Task requirements: The records should be repeated word for word, pictures excluded.

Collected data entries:

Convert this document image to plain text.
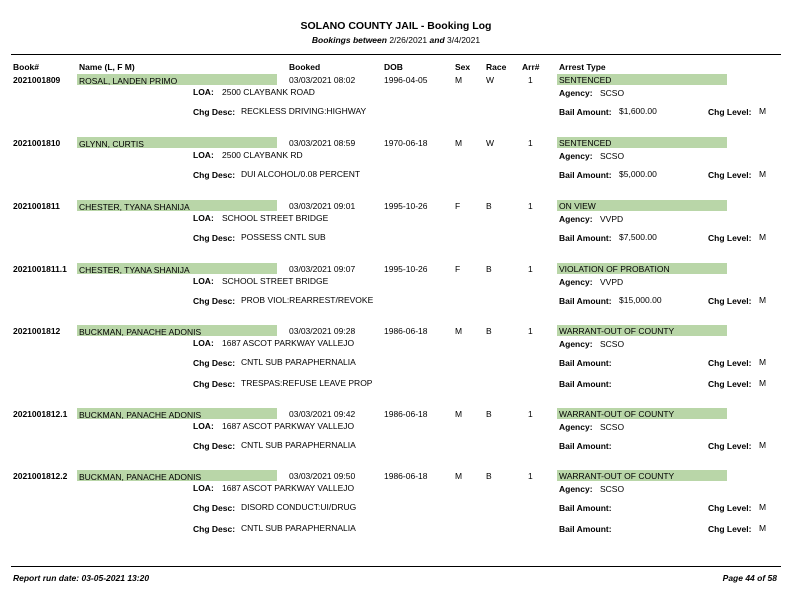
SOLANO COUNTY JAIL - Booking Log
Bookings between 2/26/2021 and 3/4/2021
Book#	Name (L, F M)	Booked	DOB	Sex Race Arr# Arrest Type
2021001809 ROSAL, LANDEN PRIMO	03/03/2021 08:02	1996-04-05	M	W	1	SENTENCED
LOA: 2500 CLAYBANK ROAD	Agency: SCSO
Chg Desc: RECKLESS DRIVING:HIGHWAY	Bail Amount: $1,600.00	Chg Level: M
2021001810 GLYNN, CURTIS	03/03/2021 08:59	1970-06-18	M	W	1	SENTENCED
LOA: 2500 CLAYBANK RD	Agency: SCSO
Chg Desc: DUI ALCOHOL/0.08 PERCENT	Bail Amount: $5,000.00	Chg Level: M
2021001811 CHESTER, TYANA SHANIJA	03/03/2021 09:01	1995-10-26	F	B	1	ON VIEW
LOA: SCHOOL STREET BRIDGE	Agency: VVPD
Chg Desc: POSSESS CNTL SUB	Bail Amount: $7,500.00	Chg Level: M
2021001811.1 CHESTER, TYANA SHANIJA	03/03/2021 09:07	1995-10-26	F	B	1	VIOLATION OF PROBATION
LOA: SCHOOL STREET BRIDGE	Agency: VVPD
Chg Desc: PROB VIOL:REARREST/REVOKE	Bail Amount: $15,000.00	Chg Level: M
2021001812 BUCKMAN, PANACHE ADONIS	03/03/2021 09:28	1986-06-18	M	B	1	WARRANT-OUT OF COUNTY
LOA: 1687 ASCOT PARKWAY VALLEJO	Agency: SCSO
Chg Desc: CNTL SUB PARAPHERNALIA	Bail Amount:	Chg Level: M
Chg Desc: TRESPAS:REFUSE LEAVE PROP	Bail Amount:	Chg Level: M
2021001812.1 BUCKMAN, PANACHE ADONIS	03/03/2021 09:42	1986-06-18	M	B	1	WARRANT-OUT OF COUNTY
LOA: 1687 ASCOT PARKWAY VALLEJO	Agency: SCSO
Chg Desc: CNTL SUB PARAPHERNALIA	Bail Amount:	Chg Level: M
2021001812.2 BUCKMAN, PANACHE ADONIS	03/03/2021 09:50	1986-06-18	M	B	1	WARRANT-OUT OF COUNTY
LOA: 1687 ASCOT PARKWAY VALLEJO	Agency: SCSO
Chg Desc: DISORD CONDUCT:UI/DRUG	Bail Amount:	Chg Level: M
Chg Desc: CNTL SUB PARAPHERNALIA	Bail Amount:	Chg Level: M
Report run date: 03-05-2021 13:20	Page 44 of 58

Task answer:
Convert this document image to plain text.
SOLANO COUNTY JAIL - Booking Log
Bookings between 2/26/2021 and 3/4/2021
Book#	Name (L, F M)	Booked	DOB	Sex Race Arr# Arrest Type
2021001809 ROSAL, LANDEN PRIMO	03/03/2021 08:02	1996-04-05	M	W	1	SENTENCED
LOA: 2500 CLAYBANK ROAD	Agency: SCSO
Chg Desc: RECKLESS DRIVING:HIGHWAY	Bail Amount: $1,600.00	Chg Level: M
2021001810 GLYNN, CURTIS	03/03/2021 08:59	1970-06-18	M	W	1	SENTENCED
LOA: 2500 CLAYBANK RD	Agency: SCSO
Chg Desc: DUI ALCOHOL/0.08 PERCENT	Bail Amount: $5,000.00	Chg Level: M
2021001811 CHESTER, TYANA SHANIJA	03/03/2021 09:01	1995-10-26	F	B	1	ON VIEW
LOA: SCHOOL STREET BRIDGE	Agency: VVPD
Chg Desc: POSSESS CNTL SUB	Bail Amount: $7,500.00	Chg Level: M
2021001811.1 CHESTER, TYANA SHANIJA	03/03/2021 09:07	1995-10-26	F	B	1	VIOLATION OF PROBATION
LOA: SCHOOL STREET BRIDGE	Agency: VVPD
Chg Desc: PROB VIOL:REARREST/REVOKE	Bail Amount: $15,000.00	Chg Level: M
2021001812 BUCKMAN, PANACHE ADONIS	03/03/2021 09:28	1986-06-18	M	B	1	WARRANT-OUT OF COUNTY
LOA: 1687 ASCOT PARKWAY VALLEJO	Agency: SCSO
Chg Desc: CNTL SUB PARAPHERNALIA	Bail Amount:	Chg Level: M
Chg Desc: TRESPAS:REFUSE LEAVE PROP	Bail Amount:	Chg Level: M
2021001812.1 BUCKMAN, PANACHE ADONIS	03/03/2021 09:42	1986-06-18	M	B	1	WARRANT-OUT OF COUNTY
LOA: 1687 ASCOT PARKWAY VALLEJO	Agency: SCSO
Chg Desc: CNTL SUB PARAPHERNALIA	Bail Amount:	Chg Level: M
2021001812.2 BUCKMAN, PANACHE ADONIS	03/03/2021 09:50	1986-06-18	M	B	1	WARRANT-OUT OF COUNTY
LOA: 1687 ASCOT PARKWAY VALLEJO	Agency: SCSO
Chg Desc: DISORD CONDUCT:UI/DRUG	Bail Amount:	Chg Level: M
Chg Desc: CNTL SUB PARAPHERNALIA	Bail Amount:	Chg Level: M
Report run date: 03-05-2021 13:20	Page 44 of 58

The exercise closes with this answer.